What needs to be done
Repeat what the lines below say, word for word, and skip every image.

Data shown
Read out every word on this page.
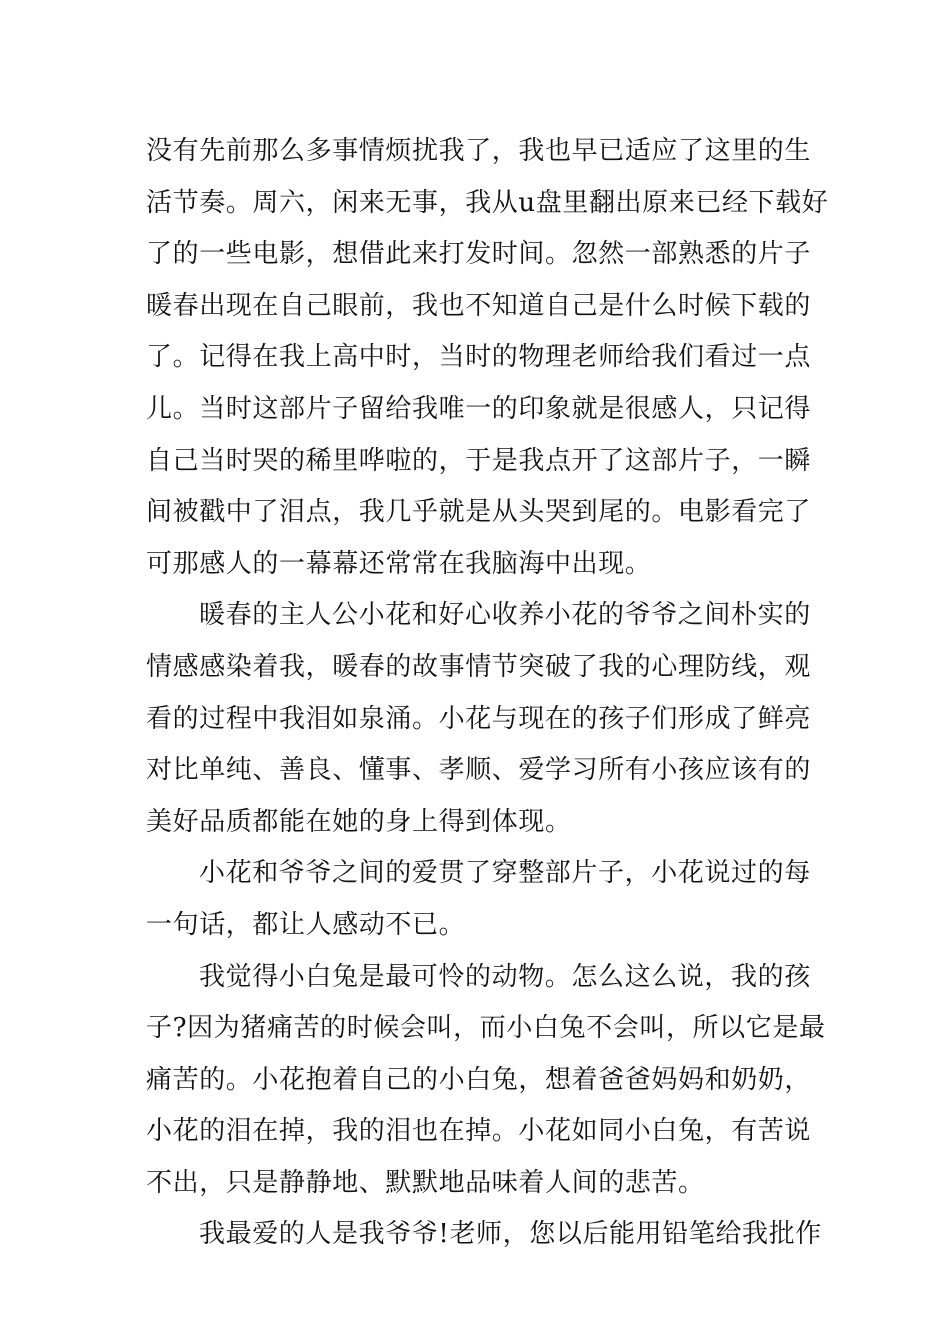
没有先前那么多事情烦扰我了，我也早已适应了这里的生
活节奏。周六，闲来无事，我从u盘里翻出原来已经下载好
了的一些电影，想借此来打发时间。忽然一部熟悉的片子
暖春出现在自己眼前，我也不知道自己是什么时候下载的
了。记得在我上高中时，当时的物理老师给我们看过一点
儿。当时这部片子留给我唯一的印象就是很感人，只记得
自己当时哭的稀里哗啦的，于是我点开了这部片子，一瞬
间被戳中了泪点，我几乎就是从头哭到尾的。电影看完了
可那感人的一幕幕还常常在我脑海中出现。
暖春的主人公小花和好心收养小花的爷爷之间朴实的
情感感染着我，暖春的故事情节突破了我的心理防线，观
看的过程中我泪如泉涌。小花与现在的孩子们形成了鲜亮
对比单纯、善良、懂事、孝顺、爱学习所有小孩应该有的
美好品质都能在她的身上得到体现。
小花和爷爷之间的爱贯了穿整部片子，小花说过的每
一句话，都让人感动不已。
我觉得小白兔是最可怜的动物。怎么这么说，我的孩
子?因为猪痛苦的时候会叫，而小白兔不会叫，所以它是最
痛苦的。小花抱着自己的小白兔，想着爸爸妈妈和奶奶，
小花的泪在掉，我的泪也在掉。小花如同小白兔，有苦说
不出，只是静静地、默默地品味着人间的悲苦。
我最爱的人是我爷爷!老师，您以后能用铅笔给我批作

Answer to the exercise
Read out every word on this page.
没有先前那么多事情烦扰我了，我也早已适应了这里的生
活节奏。周六，闲来无事，我从u盘里翻出原来已经下载好
了的一些电影，想借此来打发时间。忽然一部熟悉的片子
暖春出现在自己眼前，我也不知道自己是什么时候下载的
了。记得在我上高中时，当时的物理老师给我们看过一点
儿。当时这部片子留给我唯一的印象就是很感人，只记得
自己当时哭的稀里哗啦的，于是我点开了这部片子，一瞬
间被戳中了泪点，我几乎就是从头哭到尾的。电影看完了
可那感人的一幕幕还常常在我脑海中出现。
暖春的主人公小花和好心收养小花的爷爷之间朴实的
情感感染着我，暖春的故事情节突破了我的心理防线，观
看的过程中我泪如泉涌。小花与现在的孩子们形成了鲜亮
对比单纯、善良、懂事、孝顺、爱学习所有小孩应该有的
美好品质都能在她的身上得到体现。
小花和爷爷之间的爱贯了穿整部片子，小花说过的每
一句话，都让人感动不已。
我觉得小白兔是最可怜的动物。怎么这么说，我的孩
子?因为猪痛苦的时候会叫，而小白兔不会叫，所以它是最
痛苦的。小花抱着自己的小白兔，想着爸爸妈妈和奶奶，
小花的泪在掉，我的泪也在掉。小花如同小白兔，有苦说
不出，只是静静地、默默地品味着人间的悲苦。
我最爱的人是我爷爷!老师，您以后能用铅笔给我批作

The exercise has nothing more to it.